[start Supplied records]

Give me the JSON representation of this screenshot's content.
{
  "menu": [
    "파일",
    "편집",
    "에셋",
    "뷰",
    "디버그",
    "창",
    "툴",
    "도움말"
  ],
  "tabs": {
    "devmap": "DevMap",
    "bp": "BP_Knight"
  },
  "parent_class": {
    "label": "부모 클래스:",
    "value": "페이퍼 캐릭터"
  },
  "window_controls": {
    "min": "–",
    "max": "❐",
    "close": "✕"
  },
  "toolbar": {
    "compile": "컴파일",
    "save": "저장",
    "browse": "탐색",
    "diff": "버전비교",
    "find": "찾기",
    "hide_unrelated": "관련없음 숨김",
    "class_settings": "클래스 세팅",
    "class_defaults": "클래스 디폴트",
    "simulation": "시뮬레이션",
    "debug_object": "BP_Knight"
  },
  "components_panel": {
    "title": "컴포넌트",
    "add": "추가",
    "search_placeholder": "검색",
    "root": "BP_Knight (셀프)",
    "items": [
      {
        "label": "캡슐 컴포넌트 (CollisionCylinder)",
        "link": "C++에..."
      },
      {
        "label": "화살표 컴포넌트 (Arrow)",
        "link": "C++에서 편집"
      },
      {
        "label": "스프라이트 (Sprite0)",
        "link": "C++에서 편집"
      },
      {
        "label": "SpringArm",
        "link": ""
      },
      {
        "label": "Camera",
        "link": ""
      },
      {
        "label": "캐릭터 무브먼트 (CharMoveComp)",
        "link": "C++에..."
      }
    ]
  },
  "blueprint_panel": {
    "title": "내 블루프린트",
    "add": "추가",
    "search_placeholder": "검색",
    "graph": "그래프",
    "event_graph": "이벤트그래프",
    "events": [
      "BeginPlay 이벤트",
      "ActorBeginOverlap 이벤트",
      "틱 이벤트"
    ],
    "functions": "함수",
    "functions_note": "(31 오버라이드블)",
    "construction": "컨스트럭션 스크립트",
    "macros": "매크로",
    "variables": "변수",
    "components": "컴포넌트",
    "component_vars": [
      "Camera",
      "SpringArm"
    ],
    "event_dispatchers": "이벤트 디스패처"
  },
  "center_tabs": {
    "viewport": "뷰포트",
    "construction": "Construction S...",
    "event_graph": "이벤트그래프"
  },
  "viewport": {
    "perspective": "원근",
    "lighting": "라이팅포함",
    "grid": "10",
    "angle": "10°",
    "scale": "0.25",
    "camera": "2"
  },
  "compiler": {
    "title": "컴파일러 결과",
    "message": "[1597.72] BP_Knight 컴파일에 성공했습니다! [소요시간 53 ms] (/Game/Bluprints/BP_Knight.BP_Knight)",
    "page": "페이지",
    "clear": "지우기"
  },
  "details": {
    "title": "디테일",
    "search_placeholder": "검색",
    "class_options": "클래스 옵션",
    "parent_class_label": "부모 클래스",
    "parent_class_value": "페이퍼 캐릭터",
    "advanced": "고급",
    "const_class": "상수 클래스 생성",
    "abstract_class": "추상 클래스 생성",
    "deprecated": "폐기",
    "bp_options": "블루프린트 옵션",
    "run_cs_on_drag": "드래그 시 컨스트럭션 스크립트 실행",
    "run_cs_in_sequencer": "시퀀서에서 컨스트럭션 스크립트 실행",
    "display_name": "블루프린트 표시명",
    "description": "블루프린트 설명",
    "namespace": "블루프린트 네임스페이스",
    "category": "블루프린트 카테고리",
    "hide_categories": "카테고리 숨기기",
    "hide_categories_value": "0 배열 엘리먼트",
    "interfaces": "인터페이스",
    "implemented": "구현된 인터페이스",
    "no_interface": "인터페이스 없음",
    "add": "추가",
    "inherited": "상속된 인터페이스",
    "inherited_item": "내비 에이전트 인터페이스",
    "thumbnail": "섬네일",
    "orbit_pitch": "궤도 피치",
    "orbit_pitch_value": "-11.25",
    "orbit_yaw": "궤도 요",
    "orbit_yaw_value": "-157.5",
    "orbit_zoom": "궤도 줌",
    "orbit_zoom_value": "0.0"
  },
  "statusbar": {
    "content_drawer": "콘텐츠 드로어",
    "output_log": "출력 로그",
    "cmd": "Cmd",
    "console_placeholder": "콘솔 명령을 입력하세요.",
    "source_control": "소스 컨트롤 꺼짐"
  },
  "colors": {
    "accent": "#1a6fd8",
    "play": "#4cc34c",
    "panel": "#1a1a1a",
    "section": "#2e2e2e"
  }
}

[end Supplied records]

Each record must be returned exactly as it is written.

* [Output below]
Give me the JSON representation of this screenshot's content.
{
  "menu": [
    "파일",
    "편집",
    "에셋",
    "뷰",
    "디버그",
    "창",
    "툴",
    "도움말"
  ],
  "tabs": {
    "devmap": "DevMap",
    "bp": "BP_Knight"
  },
  "parent_class": {
    "label": "부모 클래스:",
    "value": "페이퍼 캐릭터"
  },
  "window_controls": {
    "min": "–",
    "max": "❐",
    "close": "✕"
  },
  "toolbar": {
    "compile": "컴파일",
    "save": "저장",
    "browse": "탐색",
    "diff": "버전비교",
    "find": "찾기",
    "hide_unrelated": "관련없음 숨김",
    "class_settings": "클래스 세팅",
    "class_defaults": "클래스 디폴트",
    "simulation": "시뮬레이션",
    "debug_object": "BP_Knight"
  },
  "components_panel": {
    "title": "컴포넌트",
    "add": "추가",
    "search_placeholder": "검색",
    "root": "BP_Knight (셀프)",
    "items": [
      {
        "label": "캡슐 컴포넌트 (CollisionCylinder)",
        "link": "C++에..."
      },
      {
        "label": "화살표 컴포넌트 (Arrow)",
        "link": "C++에서 편집"
      },
      {
        "label": "스프라이트 (Sprite0)",
        "link": "C++에서 편집"
      },
      {
        "label": "SpringArm",
        "link": ""
      },
      {
        "label": "Camera",
        "link": ""
      },
      {
        "label": "캐릭터 무브먼트 (CharMoveComp)",
        "link": "C++에..."
      }
    ]
  },
  "blueprint_panel": {
    "title": "내 블루프린트",
    "add": "추가",
    "search_placeholder": "검색",
    "graph": "그래프",
    "event_graph": "이벤트그래프",
    "events": [
      "BeginPlay 이벤트",
      "ActorBeginOverlap 이벤트",
      "틱 이벤트"
    ],
    "functions": "함수",
    "functions_note": "(31 오버라이드블)",
    "construction": "컨스트럭션 스크립트",
    "macros": "매크로",
    "variables": "변수",
    "components": "컴포넌트",
    "component_vars": [
      "Camera",
      "SpringArm"
    ],
    "event_dispatchers": "이벤트 디스패처"
  },
  "center_tabs": {
    "viewport": "뷰포트",
    "construction": "Construction S...",
    "event_graph": "이벤트그래프"
  },
  "viewport": {
    "perspective": "원근",
    "lighting": "라이팅포함",
    "grid": "10",
    "angle": "10°",
    "scale": "0.25",
    "camera": "2"
  },
  "compiler": {
    "title": "컴파일러 결과",
    "message": "[1597.72] BP_Knight 컴파일에 성공했습니다! [소요시간 53 ms] (/Game/Bluprints/BP_Knight.BP_Knight)",
    "page": "페이지",
    "clear": "지우기"
  },
  "details": {
    "title": "디테일",
    "search_placeholder": "검색",
    "class_options": "클래스 옵션",
    "parent_class_label": "부모 클래스",
    "parent_class_value": "페이퍼 캐릭터",
    "advanced": "고급",
    "const_class": "상수 클래스 생성",
    "abstract_class": "추상 클래스 생성",
    "deprecated": "폐기",
    "bp_options": "블루프린트 옵션",
    "run_cs_on_drag": "드래그 시 컨스트럭션 스크립트 실행",
    "run_cs_in_sequencer": "시퀀서에서 컨스트럭션 스크립트 실행",
    "display_name": "블루프린트 표시명",
    "description": "블루프린트 설명",
    "namespace": "블루프린트 네임스페이스",
    "category": "블루프린트 카테고리",
    "hide_categories": "카테고리 숨기기",
    "hide_categories_value": "0 배열 엘리먼트",
    "interfaces": "인터페이스",
    "implemented": "구현된 인터페이스",
    "no_interface": "인터페이스 없음",
    "add": "추가",
    "inherited": "상속된 인터페이스",
    "inherited_item": "내비 에이전트 인터페이스",
    "thumbnail": "섬네일",
    "orbit_pitch": "궤도 피치",
    "orbit_pitch_value": "-11.25",
    "orbit_yaw": "궤도 요",
    "orbit_yaw_value": "-157.5",
    "orbit_zoom": "궤도 줌",
    "orbit_zoom_value": "0.0"
  },
  "statusbar": {
    "content_drawer": "콘텐츠 드로어",
    "output_log": "출력 로그",
    "cmd": "Cmd",
    "console_placeholder": "콘솔 명령을 입력하세요.",
    "source_control": "소스 컨트롤 꺼짐"
  },
  "colors": {
    "accent": "#1a6fd8",
    "play": "#4cc34c",
    "panel": "#1a1a1a",
    "section": "#2e2e2e"
  }
}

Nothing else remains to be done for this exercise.